# Work instruction
Repeat each line of the records below exactly.

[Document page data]

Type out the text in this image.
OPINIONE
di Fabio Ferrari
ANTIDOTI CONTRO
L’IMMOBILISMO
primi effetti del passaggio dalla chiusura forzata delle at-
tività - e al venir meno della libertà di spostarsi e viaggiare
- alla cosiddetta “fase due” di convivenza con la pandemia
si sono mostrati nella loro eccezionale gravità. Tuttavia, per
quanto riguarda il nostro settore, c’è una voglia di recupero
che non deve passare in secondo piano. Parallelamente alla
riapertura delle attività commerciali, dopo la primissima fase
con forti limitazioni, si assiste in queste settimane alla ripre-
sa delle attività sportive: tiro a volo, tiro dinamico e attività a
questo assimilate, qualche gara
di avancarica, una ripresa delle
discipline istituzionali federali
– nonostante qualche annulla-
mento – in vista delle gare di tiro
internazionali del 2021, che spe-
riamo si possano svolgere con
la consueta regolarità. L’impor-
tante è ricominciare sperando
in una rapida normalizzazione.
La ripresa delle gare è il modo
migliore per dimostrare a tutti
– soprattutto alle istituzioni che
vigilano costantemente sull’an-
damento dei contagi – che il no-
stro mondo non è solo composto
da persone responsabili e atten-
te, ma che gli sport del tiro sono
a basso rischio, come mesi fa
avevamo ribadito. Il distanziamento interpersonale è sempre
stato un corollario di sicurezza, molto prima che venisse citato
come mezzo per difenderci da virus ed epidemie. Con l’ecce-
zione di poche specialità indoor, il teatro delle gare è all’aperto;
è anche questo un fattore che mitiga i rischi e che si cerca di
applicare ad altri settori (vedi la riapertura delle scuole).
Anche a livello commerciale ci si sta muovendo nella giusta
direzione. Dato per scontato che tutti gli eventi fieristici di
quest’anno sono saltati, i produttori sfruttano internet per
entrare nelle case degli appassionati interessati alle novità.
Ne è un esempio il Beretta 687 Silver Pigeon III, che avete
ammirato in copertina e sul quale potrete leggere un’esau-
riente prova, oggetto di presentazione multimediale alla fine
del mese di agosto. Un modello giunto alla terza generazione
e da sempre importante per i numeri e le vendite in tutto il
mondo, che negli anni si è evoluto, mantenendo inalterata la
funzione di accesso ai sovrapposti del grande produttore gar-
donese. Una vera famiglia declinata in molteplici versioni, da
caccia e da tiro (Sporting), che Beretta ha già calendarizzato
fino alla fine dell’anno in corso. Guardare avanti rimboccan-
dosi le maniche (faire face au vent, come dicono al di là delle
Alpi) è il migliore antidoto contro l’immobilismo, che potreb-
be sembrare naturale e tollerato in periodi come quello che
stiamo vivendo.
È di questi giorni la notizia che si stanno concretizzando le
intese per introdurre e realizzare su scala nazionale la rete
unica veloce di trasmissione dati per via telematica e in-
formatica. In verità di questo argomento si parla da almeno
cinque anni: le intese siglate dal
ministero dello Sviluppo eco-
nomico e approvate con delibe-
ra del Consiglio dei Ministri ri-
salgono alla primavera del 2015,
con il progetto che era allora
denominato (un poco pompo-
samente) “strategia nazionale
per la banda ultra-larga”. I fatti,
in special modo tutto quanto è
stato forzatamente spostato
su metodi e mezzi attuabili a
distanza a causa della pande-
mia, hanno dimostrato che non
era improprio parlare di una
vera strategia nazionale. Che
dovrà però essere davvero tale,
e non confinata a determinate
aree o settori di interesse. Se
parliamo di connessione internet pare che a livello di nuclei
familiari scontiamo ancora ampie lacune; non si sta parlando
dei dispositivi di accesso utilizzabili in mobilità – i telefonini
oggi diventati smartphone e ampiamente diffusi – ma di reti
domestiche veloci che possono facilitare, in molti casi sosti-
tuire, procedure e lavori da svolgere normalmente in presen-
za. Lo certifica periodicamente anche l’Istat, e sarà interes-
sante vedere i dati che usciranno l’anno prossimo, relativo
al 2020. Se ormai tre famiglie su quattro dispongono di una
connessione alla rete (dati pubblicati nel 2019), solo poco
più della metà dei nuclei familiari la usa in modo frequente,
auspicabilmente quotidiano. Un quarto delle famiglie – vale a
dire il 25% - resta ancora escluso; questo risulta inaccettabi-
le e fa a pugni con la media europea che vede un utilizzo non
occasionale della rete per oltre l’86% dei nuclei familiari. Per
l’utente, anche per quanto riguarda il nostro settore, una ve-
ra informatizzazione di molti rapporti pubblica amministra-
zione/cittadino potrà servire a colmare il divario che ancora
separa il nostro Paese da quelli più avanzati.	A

# Output for this task
Type out the text in this image.
OPINIONE
di Fabio Ferrari
ANTIDOTI CONTRO
L’IMMOBILISMO
primi effetti del passaggio dalla chiusura forzata delle at-
tività - e al venir meno della libertà di spostarsi e viaggiare
- alla cosiddetta “fase due” di convivenza con la pandemia
si sono mostrati nella loro eccezionale gravità. Tuttavia, per
quanto riguarda il nostro settore, c’è una voglia di recupero
che non deve passare in secondo piano. Parallelamente alla
riapertura delle attività commerciali, dopo la primissima fase
con forti limitazioni, si assiste in queste settimane alla ripre-
sa delle attività sportive: tiro a volo, tiro dinamico e attività a
questo assimilate, qualche gara
di avancarica, una ripresa delle
discipline istituzionali federali
– nonostante qualche annulla-
mento – in vista delle gare di tiro
internazionali del 2021, che spe-
riamo si possano svolgere con
la consueta regolarità. L’impor-
tante è ricominciare sperando
in una rapida normalizzazione.
La ripresa delle gare è il modo
migliore per dimostrare a tutti
– soprattutto alle istituzioni che
vigilano costantemente sull’an-
damento dei contagi – che il no-
stro mondo non è solo composto
da persone responsabili e atten-
te, ma che gli sport del tiro sono
a basso rischio, come mesi fa
avevamo ribadito. Il distanziamento interpersonale è sempre
stato un corollario di sicurezza, molto prima che venisse citato
come mezzo per difenderci da virus ed epidemie. Con l’ecce-
zione di poche specialità indoor, il teatro delle gare è all’aperto;
è anche questo un fattore che mitiga i rischi e che si cerca di
applicare ad altri settori (vedi la riapertura delle scuole).
Anche a livello commerciale ci si sta muovendo nella giusta
direzione. Dato per scontato che tutti gli eventi fieristici di
quest’anno sono saltati, i produttori sfruttano internet per
entrare nelle case degli appassionati interessati alle novità.
Ne è un esempio il Beretta 687 Silver Pigeon III, che avete
ammirato in copertina e sul quale potrete leggere un’esau-
riente prova, oggetto di presentazione multimediale alla fine
del mese di agosto. Un modello giunto alla terza generazione
e da sempre importante per i numeri e le vendite in tutto il
mondo, che negli anni si è evoluto, mantenendo inalterata la
funzione di accesso ai sovrapposti del grande produttore gar-
donese. Una vera famiglia declinata in molteplici versioni, da
caccia e da tiro (Sporting), che Beretta ha già calendarizzato
fino alla fine dell’anno in corso. Guardare avanti rimboccan-
dosi le maniche (faire face au vent, come dicono al di là delle
Alpi) è il migliore antidoto contro l’immobilismo, che potreb-
be sembrare naturale e tollerato in periodi come quello che
stiamo vivendo.
È di questi giorni la notizia che si stanno concretizzando le
intese per introdurre e realizzare su scala nazionale la rete
unica veloce di trasmissione dati per via telematica e in-
formatica. In verità di questo argomento si parla da almeno
cinque anni: le intese siglate dal
ministero dello Sviluppo eco-
nomico e approvate con delibe-
ra del Consiglio dei Ministri ri-
salgono alla primavera del 2015,
con il progetto che era allora
denominato (un poco pompo-
samente) “strategia nazionale
per la banda ultra-larga”. I fatti,
in special modo tutto quanto è
stato forzatamente spostato
su metodi e mezzi attuabili a
distanza a causa della pande-
mia, hanno dimostrato che non
era improprio parlare di una
vera strategia nazionale. Che
dovrà però essere davvero tale,
e non confinata a determinate
aree o settori di interesse. Se
parliamo di connessione internet pare che a livello di nuclei
familiari scontiamo ancora ampie lacune; non si sta parlando
dei dispositivi di accesso utilizzabili in mobilità – i telefonini
oggi diventati smartphone e ampiamente diffusi – ma di reti
domestiche veloci che possono facilitare, in molti casi sosti-
tuire, procedure e lavori da svolgere normalmente in presen-
za. Lo certifica periodicamente anche l’Istat, e sarà interes-
sante vedere i dati che usciranno l’anno prossimo, relativo
al 2020. Se ormai tre famiglie su quattro dispongono di una
connessione alla rete (dati pubblicati nel 2019), solo poco
più della metà dei nuclei familiari la usa in modo frequente,
auspicabilmente quotidiano. Un quarto delle famiglie – vale a
dire il 25% - resta ancora escluso; questo risulta inaccettabi-
le e fa a pugni con la media europea che vede un utilizzo non
occasionale della rete per oltre l’86% dei nuclei familiari. Per
l’utente, anche per quanto riguarda il nostro settore, una ve-
ra informatizzazione di molti rapporti pubblica amministra-
zione/cittadino potrà servire a colmare il divario che ancora
separa il nostro Paese da quelli più avanzati.	A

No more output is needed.